## The request
Write the data out again exactly, with no pictures.
** start Records shown **
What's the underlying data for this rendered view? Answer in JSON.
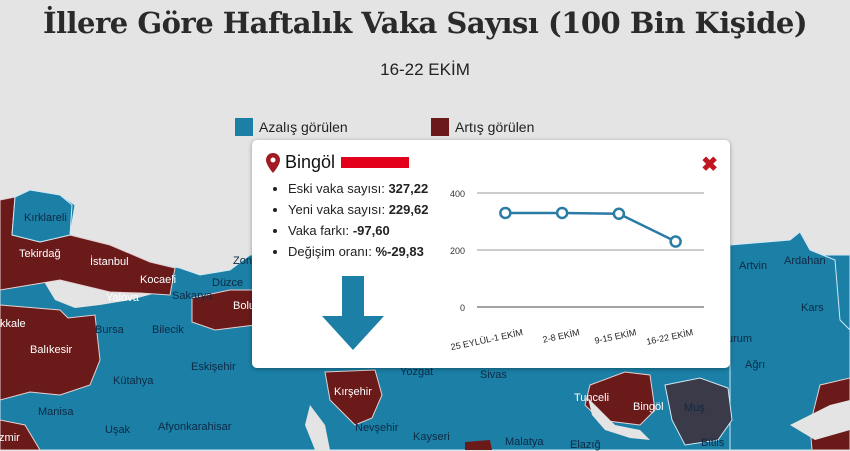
{
  "title": "İllere Göre Haftalık Vaka Sayısı (100 Bin Kişide)",
  "subtitle": "16-22 EKİM",
  "legend": [
    {
      "label": "Azalış görülen",
      "color": "#1b7fa6"
    },
    {
      "label": "Artış görülen",
      "color": "#6b1a1a"
    }
  ],
  "colors": {
    "decrease": "#1b7fa6",
    "increase": "#6b1a1a",
    "selected": "#3b3a48",
    "sea": "#e4e4e4"
  },
  "provinces": [
    "Kırklareli",
    "Tekirdağ",
    "İstanbul",
    "Kocaeli",
    "Yalova",
    "Sakarya",
    "Düzce",
    "Zong",
    "Bolu",
    "kkale",
    "Bursa",
    "Bilecik",
    "Balıkesir",
    "Eskişehir",
    "Kütahya",
    "Manisa",
    "Uşak",
    "Afyonkarahisar",
    "İzmir",
    "Kırşehir",
    "Yozgat",
    "Sivas",
    "Nevşehir",
    "Kayseri",
    "Malatya",
    "Elazığ",
    "Tunceli",
    "Bingöl",
    "Muş",
    "Bitlis",
    "Ağrı",
    "Artvin",
    "Ardahan",
    "Kars",
    "urum"
  ],
  "popup": {
    "province": "Bingöl",
    "icon": "map-pin-icon",
    "close_icon": "close-x-icon",
    "stats": [
      {
        "label": "Eski vaka sayısı:",
        "value": "327,22"
      },
      {
        "label": "Yeni vaka sayısı:",
        "value": "229,62"
      },
      {
        "label": "Vaka farkı:",
        "value": "-97,60"
      },
      {
        "label": "Değişim oranı:",
        "value": "%-29,83"
      }
    ],
    "trend_icon": "arrow-down-icon"
  },
  "chart_data": {
    "type": "line",
    "categories": [
      "25 EYLÜL-1 EKİM",
      "2-8 EKİM",
      "9-15 EKİM",
      "16-22 EKİM"
    ],
    "values": [
      330,
      330,
      327.22,
      229.62
    ],
    "yticks": [
      0,
      200,
      400
    ],
    "ylim": [
      0,
      400
    ],
    "grid": true,
    "color": "#2a7ba6"
  }
}
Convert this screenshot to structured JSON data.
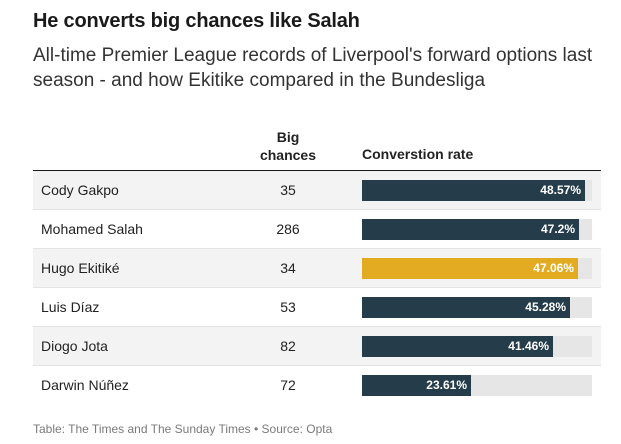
** end Records shown **
## Result of this exercise
What's the underlying data for this rendered view? Answer in JSON.
{
  "title": "İllere Göre Haftalık Vaka Sayısı (100 Bin Kişide)",
  "subtitle": "16-22 EKİM",
  "legend": [
    {
      "label": "Azalış görülen",
      "color": "#1b7fa6"
    },
    {
      "label": "Artış görülen",
      "color": "#6b1a1a"
    }
  ],
  "colors": {
    "decrease": "#1b7fa6",
    "increase": "#6b1a1a",
    "selected": "#3b3a48",
    "sea": "#e4e4e4"
  },
  "provinces": [
    "Kırklareli",
    "Tekirdağ",
    "İstanbul",
    "Kocaeli",
    "Yalova",
    "Sakarya",
    "Düzce",
    "Zong",
    "Bolu",
    "kkale",
    "Bursa",
    "Bilecik",
    "Balıkesir",
    "Eskişehir",
    "Kütahya",
    "Manisa",
    "Uşak",
    "Afyonkarahisar",
    "İzmir",
    "Kırşehir",
    "Yozgat",
    "Sivas",
    "Nevşehir",
    "Kayseri",
    "Malatya",
    "Elazığ",
    "Tunceli",
    "Bingöl",
    "Muş",
    "Bitlis",
    "Ağrı",
    "Artvin",
    "Ardahan",
    "Kars",
    "urum"
  ],
  "popup": {
    "province": "Bingöl",
    "icon": "map-pin-icon",
    "close_icon": "close-x-icon",
    "stats": [
      {
        "label": "Eski vaka sayısı:",
        "value": "327,22"
      },
      {
        "label": "Yeni vaka sayısı:",
        "value": "229,62"
      },
      {
        "label": "Vaka farkı:",
        "value": "-97,60"
      },
      {
        "label": "Değişim oranı:",
        "value": "%-29,83"
      }
    ],
    "trend_icon": "arrow-down-icon"
  },
  "chart_data": {
    "type": "line",
    "categories": [
      "25 EYLÜL-1 EKİM",
      "2-8 EKİM",
      "9-15 EKİM",
      "16-22 EKİM"
    ],
    "values": [
      330,
      330,
      327.22,
      229.62
    ],
    "yticks": [
      0,
      200,
      400
    ],
    "ylim": [
      0,
      400
    ],
    "grid": true,
    "color": "#2a7ba6"
  }
}
Convert this screenshot to structured JSON data.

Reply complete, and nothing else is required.